_Given exercise_
Look through the records and report how many lines include the word "Schrad", with no other words.

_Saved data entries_
■ ■ ■ ■ ■
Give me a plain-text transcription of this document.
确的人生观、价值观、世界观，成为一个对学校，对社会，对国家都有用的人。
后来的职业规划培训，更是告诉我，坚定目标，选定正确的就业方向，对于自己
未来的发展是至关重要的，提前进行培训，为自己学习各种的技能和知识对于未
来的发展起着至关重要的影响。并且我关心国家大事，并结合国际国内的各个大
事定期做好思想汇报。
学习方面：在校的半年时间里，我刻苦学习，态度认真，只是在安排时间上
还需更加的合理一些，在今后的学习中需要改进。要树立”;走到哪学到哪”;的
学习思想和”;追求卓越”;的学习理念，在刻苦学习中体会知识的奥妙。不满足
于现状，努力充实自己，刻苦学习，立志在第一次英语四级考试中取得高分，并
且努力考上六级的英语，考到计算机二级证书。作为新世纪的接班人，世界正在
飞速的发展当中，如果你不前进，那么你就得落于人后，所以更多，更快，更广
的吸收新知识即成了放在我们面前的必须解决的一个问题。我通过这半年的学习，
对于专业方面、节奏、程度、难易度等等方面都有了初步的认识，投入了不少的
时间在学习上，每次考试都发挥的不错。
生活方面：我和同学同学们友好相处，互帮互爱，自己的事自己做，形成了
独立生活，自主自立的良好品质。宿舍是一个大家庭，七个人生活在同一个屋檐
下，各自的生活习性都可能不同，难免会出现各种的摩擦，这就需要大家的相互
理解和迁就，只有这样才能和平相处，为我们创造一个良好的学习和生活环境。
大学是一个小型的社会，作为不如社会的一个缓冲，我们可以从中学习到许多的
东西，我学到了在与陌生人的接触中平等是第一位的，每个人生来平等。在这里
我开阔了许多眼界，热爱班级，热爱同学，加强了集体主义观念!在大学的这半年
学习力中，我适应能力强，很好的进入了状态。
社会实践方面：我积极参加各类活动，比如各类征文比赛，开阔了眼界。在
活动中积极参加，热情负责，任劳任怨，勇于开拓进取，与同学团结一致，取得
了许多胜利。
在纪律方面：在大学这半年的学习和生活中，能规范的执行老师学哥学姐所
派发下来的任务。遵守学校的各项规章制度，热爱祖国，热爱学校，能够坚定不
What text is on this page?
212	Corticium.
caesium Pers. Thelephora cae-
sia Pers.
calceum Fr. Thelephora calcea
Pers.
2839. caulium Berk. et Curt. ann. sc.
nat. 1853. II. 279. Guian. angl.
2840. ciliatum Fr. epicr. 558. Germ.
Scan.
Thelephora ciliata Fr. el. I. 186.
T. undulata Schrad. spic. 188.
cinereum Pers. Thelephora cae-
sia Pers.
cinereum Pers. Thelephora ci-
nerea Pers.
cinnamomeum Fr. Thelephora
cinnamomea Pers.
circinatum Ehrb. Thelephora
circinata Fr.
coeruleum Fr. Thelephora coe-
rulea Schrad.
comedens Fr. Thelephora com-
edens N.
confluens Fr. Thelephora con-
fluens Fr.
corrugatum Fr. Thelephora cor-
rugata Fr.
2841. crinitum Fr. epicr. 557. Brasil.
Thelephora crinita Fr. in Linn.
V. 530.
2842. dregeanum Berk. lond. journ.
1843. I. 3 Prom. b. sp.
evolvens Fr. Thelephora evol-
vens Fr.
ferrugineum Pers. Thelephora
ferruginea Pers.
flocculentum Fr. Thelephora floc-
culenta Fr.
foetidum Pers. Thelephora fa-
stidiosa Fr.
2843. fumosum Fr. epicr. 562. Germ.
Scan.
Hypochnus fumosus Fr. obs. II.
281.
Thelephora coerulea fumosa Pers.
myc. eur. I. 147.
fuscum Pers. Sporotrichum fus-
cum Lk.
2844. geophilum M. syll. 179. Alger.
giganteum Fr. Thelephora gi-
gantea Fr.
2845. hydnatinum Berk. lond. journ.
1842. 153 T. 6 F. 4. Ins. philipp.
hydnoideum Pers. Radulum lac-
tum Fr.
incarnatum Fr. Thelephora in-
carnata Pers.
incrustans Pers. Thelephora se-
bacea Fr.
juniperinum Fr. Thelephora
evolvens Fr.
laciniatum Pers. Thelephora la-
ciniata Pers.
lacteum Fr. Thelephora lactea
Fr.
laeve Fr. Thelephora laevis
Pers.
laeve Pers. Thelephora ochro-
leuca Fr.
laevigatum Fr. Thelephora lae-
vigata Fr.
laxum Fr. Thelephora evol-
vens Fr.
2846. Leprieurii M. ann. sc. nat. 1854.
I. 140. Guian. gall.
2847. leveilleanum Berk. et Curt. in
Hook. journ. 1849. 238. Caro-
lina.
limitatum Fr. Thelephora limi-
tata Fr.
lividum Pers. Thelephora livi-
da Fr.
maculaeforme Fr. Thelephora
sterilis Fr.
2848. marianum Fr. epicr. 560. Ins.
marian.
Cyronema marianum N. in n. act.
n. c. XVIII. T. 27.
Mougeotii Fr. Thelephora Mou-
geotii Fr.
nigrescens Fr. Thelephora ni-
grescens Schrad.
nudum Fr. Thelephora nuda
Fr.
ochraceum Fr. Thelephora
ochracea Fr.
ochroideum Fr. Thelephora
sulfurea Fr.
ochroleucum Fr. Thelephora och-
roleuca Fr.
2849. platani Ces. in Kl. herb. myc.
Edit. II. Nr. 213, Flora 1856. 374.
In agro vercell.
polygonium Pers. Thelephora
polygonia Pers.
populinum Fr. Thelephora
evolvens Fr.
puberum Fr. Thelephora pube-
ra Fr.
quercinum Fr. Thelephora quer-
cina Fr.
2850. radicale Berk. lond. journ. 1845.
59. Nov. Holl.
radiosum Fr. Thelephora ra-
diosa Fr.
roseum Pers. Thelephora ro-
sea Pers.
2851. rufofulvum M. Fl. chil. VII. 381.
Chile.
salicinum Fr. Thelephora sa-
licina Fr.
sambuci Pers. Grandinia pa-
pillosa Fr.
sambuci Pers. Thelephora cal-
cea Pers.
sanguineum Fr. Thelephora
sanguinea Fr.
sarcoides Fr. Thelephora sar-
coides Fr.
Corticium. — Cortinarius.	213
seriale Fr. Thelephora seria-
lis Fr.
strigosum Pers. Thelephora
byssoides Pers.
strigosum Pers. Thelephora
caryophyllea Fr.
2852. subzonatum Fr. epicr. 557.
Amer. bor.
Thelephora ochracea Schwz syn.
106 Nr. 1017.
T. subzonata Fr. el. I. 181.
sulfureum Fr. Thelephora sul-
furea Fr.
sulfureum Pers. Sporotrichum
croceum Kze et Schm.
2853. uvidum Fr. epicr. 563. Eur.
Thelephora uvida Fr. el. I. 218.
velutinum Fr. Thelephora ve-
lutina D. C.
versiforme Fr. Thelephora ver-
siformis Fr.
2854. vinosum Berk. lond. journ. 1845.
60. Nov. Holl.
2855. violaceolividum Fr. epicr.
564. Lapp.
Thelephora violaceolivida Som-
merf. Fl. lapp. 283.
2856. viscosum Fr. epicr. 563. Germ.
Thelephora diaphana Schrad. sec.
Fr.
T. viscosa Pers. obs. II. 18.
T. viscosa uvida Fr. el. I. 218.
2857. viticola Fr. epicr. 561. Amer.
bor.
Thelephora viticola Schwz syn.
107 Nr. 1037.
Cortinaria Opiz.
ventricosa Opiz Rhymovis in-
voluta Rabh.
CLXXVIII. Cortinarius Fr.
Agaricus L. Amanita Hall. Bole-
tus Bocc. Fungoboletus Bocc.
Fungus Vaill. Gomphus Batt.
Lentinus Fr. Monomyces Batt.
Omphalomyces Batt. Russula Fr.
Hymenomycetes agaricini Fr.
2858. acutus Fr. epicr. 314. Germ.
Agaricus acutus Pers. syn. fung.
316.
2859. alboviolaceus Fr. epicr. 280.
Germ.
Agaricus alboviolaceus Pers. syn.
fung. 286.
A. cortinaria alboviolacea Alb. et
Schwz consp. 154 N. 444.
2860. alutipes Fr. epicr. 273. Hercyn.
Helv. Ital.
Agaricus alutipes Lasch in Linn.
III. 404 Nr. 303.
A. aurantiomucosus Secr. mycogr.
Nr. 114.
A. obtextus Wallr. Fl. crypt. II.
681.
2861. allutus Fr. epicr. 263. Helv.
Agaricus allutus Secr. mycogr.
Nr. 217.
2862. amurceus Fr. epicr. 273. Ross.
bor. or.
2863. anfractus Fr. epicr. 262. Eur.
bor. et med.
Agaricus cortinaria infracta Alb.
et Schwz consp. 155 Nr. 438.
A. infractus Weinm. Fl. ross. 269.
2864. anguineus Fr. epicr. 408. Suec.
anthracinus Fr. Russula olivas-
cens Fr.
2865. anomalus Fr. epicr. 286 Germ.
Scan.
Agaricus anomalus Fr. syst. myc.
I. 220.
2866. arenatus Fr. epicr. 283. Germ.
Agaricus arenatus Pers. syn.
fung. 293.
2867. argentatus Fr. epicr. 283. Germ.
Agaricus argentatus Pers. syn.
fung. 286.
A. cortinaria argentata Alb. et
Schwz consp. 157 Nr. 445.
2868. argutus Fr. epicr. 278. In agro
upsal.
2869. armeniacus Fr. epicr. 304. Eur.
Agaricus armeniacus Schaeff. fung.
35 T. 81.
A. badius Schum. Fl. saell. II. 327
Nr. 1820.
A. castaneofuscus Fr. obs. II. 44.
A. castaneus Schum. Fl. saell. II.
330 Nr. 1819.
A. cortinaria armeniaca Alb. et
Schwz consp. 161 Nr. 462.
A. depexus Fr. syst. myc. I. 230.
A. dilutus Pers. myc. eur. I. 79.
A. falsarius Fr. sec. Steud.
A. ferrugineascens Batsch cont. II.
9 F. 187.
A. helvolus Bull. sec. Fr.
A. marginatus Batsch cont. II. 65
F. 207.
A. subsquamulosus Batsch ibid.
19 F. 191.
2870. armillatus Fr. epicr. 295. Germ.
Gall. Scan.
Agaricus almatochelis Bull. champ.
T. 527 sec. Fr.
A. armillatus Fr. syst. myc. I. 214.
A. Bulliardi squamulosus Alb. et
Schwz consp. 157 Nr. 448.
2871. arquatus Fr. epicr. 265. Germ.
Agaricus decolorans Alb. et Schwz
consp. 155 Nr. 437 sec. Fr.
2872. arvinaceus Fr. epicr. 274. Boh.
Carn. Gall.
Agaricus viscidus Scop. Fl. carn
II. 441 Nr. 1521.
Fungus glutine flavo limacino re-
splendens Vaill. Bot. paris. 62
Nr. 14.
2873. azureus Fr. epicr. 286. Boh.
■ ■ ■ ■ ■
_Answer in full_
4